Stored entries
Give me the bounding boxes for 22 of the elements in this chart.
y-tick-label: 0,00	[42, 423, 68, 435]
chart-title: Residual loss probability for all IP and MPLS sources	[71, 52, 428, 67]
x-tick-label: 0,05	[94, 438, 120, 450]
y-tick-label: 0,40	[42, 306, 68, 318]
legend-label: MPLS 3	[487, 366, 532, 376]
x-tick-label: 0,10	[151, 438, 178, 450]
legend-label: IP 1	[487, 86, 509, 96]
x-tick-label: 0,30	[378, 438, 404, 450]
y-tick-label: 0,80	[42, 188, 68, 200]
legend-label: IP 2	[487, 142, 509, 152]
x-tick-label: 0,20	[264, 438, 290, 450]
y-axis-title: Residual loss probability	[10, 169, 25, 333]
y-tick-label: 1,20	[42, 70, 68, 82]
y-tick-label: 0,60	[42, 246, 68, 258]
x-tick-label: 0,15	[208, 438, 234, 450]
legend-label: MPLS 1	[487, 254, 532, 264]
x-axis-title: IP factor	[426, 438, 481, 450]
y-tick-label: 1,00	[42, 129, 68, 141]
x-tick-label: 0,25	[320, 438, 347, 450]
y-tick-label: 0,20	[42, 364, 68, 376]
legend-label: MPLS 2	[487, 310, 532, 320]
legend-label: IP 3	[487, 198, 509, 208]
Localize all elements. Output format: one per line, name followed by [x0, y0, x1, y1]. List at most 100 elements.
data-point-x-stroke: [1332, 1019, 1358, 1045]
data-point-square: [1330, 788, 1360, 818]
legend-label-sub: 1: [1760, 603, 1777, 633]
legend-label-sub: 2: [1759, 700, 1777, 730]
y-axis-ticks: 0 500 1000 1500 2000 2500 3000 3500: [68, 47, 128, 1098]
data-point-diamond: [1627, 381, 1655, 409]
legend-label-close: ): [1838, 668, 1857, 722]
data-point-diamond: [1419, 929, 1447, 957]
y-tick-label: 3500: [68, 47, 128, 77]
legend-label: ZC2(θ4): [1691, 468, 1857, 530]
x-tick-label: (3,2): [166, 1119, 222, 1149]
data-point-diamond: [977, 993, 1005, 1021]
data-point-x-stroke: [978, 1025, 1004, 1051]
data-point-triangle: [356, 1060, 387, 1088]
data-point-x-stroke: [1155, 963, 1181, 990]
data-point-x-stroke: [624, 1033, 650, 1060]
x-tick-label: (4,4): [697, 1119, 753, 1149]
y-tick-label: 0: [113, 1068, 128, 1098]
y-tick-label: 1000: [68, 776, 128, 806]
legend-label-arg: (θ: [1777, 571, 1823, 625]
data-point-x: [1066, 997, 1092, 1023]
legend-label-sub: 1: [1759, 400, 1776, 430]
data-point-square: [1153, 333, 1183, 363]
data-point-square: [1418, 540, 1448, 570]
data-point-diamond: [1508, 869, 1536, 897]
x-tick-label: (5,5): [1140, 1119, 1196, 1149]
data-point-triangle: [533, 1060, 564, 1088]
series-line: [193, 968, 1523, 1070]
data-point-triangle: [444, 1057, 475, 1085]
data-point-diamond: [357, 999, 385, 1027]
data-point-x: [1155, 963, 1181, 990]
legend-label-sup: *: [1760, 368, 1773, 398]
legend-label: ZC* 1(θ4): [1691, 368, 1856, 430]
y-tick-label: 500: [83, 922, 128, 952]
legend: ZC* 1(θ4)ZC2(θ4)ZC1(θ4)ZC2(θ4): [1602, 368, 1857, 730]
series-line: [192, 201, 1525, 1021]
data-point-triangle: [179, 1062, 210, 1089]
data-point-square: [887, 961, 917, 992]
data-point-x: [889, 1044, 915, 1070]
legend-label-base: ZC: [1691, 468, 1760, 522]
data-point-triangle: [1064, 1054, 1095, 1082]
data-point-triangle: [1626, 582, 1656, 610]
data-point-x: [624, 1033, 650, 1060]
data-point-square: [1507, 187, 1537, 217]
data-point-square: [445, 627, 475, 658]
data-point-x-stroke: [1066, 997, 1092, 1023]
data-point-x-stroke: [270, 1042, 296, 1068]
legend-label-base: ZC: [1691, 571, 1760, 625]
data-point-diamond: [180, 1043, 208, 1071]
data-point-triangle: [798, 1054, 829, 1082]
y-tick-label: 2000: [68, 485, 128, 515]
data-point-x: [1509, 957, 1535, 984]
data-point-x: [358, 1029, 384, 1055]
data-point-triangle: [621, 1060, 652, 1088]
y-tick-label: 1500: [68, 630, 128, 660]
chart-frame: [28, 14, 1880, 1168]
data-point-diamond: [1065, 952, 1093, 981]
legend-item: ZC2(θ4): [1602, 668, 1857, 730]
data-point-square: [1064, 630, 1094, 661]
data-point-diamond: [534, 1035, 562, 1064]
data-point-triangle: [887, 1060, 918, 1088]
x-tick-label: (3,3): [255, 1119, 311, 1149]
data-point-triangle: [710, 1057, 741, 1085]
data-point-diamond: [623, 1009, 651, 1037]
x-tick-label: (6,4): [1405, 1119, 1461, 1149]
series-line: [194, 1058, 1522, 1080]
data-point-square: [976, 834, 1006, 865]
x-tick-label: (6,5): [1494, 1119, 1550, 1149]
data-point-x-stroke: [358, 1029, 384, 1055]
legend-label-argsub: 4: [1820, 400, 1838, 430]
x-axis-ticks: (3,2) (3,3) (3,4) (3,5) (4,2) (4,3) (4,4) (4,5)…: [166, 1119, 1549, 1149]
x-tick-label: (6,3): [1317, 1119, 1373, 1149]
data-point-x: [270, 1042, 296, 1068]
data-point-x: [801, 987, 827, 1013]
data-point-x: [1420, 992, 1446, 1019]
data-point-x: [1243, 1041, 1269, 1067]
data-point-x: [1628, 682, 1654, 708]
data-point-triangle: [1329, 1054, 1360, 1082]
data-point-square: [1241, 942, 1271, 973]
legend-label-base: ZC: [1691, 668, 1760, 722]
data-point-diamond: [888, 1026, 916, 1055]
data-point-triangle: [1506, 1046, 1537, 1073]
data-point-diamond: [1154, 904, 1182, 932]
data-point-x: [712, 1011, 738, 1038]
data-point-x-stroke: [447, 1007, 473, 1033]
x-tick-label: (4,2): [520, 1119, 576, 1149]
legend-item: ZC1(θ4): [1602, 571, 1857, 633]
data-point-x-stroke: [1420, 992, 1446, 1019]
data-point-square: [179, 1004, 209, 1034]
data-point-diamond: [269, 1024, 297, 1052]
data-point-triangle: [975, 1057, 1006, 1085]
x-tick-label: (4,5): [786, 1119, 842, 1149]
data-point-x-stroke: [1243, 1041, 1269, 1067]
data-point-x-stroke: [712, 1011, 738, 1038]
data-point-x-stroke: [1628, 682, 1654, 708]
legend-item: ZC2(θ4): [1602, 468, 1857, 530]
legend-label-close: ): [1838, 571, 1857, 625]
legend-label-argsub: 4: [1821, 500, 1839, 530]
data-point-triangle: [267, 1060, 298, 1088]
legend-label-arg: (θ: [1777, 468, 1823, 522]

## Your task
Select every line of the records above that contains the string "square", matching case exactly, and copy those lines.

## Task output
data-point-square: [1330, 788, 1360, 818]
data-point-square: [1153, 333, 1183, 363]
data-point-square: [1418, 540, 1448, 570]
data-point-square: [887, 961, 917, 992]
data-point-square: [1507, 187, 1537, 217]
data-point-square: [445, 627, 475, 658]
data-point-square: [1064, 630, 1094, 661]
data-point-square: [976, 834, 1006, 865]
data-point-square: [1241, 942, 1271, 973]
data-point-square: [179, 1004, 209, 1034]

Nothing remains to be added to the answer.